■ WORK TO COMPLETE
Find the word "text" in the listing; pull out each line holding it.

DATASET ENTRIES START

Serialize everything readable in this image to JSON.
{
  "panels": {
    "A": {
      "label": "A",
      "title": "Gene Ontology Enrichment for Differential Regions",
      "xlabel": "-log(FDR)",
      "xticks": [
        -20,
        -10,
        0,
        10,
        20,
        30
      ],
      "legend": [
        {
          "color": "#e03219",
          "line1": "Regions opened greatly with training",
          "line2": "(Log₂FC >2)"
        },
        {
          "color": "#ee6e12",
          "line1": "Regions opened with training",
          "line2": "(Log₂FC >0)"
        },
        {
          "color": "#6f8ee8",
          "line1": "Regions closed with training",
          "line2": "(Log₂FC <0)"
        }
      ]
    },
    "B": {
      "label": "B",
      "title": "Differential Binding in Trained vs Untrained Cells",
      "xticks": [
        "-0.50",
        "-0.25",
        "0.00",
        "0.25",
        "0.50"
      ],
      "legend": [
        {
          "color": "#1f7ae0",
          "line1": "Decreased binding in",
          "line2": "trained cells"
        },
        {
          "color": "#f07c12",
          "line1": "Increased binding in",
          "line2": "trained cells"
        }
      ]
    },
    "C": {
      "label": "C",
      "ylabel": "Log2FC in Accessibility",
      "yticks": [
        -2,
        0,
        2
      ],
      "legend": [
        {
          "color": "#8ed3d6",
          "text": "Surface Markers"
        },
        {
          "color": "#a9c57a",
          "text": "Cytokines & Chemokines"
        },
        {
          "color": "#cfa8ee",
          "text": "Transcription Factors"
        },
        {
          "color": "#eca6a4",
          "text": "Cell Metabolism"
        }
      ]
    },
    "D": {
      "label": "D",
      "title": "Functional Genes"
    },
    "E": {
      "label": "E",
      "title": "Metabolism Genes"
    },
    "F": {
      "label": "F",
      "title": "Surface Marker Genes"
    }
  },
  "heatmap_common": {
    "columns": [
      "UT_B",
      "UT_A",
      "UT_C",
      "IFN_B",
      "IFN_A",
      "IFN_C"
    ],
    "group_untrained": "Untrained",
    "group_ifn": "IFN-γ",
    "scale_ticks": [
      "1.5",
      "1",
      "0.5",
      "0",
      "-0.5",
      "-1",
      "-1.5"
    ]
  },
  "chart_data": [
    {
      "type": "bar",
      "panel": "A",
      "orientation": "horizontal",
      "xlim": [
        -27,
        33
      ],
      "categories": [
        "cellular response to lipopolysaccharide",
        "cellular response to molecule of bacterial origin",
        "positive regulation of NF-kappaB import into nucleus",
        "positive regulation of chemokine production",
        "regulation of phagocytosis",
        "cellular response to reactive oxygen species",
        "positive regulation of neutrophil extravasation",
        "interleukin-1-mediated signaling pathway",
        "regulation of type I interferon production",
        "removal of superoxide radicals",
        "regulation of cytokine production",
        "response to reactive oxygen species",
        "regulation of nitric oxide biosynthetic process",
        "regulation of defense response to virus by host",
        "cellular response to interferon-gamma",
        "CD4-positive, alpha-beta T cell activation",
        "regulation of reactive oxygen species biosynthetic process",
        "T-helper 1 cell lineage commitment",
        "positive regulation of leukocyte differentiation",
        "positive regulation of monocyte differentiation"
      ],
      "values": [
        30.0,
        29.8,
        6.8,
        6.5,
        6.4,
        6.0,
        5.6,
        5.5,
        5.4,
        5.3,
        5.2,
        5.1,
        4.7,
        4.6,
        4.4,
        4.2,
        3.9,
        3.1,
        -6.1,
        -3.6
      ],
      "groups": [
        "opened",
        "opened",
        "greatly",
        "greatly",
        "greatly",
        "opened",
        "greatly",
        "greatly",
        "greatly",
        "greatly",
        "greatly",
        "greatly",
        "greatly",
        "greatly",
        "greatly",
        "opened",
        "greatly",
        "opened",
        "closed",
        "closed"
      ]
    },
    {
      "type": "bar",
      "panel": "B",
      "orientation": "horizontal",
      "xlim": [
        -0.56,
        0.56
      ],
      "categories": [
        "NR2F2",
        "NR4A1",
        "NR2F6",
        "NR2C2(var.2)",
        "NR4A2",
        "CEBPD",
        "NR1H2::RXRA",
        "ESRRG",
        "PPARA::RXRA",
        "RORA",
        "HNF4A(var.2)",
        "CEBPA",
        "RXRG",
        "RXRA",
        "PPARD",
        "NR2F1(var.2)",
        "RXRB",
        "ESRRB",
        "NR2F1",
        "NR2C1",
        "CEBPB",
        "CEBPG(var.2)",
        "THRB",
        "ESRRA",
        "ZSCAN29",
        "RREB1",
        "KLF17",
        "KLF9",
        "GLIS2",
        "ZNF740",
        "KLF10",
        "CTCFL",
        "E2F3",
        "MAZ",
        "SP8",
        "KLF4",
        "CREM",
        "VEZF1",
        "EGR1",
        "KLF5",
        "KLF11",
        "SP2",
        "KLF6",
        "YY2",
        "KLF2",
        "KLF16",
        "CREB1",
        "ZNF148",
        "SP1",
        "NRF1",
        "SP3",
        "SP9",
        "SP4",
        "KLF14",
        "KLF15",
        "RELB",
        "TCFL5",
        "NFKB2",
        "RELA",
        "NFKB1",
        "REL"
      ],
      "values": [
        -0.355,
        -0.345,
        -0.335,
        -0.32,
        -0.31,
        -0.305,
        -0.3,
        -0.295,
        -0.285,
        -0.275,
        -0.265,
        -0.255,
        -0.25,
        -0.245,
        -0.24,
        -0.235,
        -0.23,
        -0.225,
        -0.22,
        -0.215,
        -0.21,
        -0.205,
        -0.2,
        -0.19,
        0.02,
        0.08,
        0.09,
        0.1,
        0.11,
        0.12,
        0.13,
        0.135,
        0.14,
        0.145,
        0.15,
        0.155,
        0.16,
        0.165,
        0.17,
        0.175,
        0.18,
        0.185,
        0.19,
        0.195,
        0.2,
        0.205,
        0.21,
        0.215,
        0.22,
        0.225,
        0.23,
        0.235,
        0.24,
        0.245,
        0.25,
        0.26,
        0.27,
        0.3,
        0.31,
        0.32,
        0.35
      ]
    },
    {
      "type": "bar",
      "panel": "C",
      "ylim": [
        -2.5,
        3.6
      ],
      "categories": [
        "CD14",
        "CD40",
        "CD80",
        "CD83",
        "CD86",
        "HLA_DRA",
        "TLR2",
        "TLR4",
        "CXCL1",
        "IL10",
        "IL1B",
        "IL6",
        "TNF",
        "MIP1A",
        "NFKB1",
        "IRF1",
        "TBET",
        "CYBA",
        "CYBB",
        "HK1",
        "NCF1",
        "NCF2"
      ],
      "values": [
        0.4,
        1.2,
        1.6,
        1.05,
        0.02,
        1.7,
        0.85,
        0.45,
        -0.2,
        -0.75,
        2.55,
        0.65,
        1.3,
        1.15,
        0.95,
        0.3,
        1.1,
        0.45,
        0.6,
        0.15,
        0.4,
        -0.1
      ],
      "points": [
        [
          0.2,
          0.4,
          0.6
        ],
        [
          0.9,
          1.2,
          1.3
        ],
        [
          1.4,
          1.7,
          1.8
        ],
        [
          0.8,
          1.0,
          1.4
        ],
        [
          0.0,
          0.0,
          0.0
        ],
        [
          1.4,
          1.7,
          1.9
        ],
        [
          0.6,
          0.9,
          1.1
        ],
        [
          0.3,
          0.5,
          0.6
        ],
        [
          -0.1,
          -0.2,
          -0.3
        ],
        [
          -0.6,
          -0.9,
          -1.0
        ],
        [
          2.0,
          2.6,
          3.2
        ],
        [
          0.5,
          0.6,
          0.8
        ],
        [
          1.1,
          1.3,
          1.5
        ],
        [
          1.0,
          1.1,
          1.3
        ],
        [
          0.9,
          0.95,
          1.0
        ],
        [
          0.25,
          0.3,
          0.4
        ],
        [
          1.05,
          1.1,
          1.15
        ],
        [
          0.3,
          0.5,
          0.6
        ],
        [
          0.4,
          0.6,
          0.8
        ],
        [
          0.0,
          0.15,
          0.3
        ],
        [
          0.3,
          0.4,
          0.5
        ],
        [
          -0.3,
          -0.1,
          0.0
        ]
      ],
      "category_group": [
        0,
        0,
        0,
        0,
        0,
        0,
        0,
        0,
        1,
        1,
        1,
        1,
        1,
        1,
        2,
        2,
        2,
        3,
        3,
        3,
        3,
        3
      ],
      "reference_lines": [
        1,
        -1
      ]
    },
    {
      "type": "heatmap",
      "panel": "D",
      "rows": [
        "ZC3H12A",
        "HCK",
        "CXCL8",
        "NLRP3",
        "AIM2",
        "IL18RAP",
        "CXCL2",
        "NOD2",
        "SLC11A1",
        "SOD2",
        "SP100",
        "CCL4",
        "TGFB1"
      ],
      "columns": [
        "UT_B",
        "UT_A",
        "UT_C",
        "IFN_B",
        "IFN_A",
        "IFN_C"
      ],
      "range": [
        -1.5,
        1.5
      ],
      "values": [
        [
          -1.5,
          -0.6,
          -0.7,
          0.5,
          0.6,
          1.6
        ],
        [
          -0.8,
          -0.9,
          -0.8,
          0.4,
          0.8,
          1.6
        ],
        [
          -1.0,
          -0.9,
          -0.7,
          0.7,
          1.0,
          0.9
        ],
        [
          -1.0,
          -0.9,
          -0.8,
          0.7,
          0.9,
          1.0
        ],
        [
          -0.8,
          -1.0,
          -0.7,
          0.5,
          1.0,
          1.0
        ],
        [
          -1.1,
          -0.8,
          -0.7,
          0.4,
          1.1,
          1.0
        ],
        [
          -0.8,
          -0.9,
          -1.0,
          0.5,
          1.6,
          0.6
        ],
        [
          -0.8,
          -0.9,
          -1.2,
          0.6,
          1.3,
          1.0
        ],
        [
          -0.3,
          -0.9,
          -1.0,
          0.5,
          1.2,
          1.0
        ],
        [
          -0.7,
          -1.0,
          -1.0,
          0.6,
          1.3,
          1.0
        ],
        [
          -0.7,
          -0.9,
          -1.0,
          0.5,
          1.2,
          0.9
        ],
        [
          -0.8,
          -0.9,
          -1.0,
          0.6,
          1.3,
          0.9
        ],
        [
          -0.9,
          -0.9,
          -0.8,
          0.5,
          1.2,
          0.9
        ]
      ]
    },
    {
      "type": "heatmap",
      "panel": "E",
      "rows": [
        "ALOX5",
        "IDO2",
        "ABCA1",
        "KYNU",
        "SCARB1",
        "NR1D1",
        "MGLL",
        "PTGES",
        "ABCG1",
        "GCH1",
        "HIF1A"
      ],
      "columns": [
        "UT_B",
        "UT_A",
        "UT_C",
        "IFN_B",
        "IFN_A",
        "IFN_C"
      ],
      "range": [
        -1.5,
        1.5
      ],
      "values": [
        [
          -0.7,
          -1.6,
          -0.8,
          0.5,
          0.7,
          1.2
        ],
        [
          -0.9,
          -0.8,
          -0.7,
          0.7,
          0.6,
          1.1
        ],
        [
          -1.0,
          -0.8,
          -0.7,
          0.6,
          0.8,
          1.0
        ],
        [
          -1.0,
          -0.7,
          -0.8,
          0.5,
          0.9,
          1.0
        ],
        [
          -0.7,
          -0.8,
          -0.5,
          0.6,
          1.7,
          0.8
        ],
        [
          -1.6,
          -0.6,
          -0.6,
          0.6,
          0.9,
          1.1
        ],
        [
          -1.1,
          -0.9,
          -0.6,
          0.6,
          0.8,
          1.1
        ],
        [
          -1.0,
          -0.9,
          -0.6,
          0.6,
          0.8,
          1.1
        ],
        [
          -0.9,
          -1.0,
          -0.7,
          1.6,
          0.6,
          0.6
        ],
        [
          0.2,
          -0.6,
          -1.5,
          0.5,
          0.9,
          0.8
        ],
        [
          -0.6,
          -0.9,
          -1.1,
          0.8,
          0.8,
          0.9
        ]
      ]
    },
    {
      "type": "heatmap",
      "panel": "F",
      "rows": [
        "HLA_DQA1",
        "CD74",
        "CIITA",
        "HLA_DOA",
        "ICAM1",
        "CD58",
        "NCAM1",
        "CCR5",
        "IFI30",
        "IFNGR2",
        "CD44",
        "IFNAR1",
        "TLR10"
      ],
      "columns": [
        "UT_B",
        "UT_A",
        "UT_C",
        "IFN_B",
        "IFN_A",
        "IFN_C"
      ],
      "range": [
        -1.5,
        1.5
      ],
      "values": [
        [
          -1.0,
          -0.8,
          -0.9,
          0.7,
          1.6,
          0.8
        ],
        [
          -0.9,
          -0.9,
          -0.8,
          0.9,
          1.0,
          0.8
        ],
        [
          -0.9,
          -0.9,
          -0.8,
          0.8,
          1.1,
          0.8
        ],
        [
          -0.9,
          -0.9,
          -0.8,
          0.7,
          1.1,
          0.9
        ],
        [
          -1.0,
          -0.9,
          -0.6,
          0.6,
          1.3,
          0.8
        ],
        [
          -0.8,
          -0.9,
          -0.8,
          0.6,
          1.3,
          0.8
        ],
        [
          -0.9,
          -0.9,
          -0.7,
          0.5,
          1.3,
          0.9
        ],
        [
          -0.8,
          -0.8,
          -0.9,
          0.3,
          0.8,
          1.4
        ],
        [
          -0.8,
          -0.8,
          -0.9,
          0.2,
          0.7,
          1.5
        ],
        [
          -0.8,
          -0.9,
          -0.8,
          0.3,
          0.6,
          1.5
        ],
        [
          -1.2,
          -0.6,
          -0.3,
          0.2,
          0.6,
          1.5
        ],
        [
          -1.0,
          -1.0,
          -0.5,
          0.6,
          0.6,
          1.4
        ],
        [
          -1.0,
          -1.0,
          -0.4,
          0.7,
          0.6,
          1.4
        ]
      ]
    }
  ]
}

DATASET ENTRIES END

■ EXERCISE RESULT
          "text": "Surface Markers"
          "text": "Cytokines & Chemokines"
          "text": "Transcription Factors"
          "text": "Cell Metabolism"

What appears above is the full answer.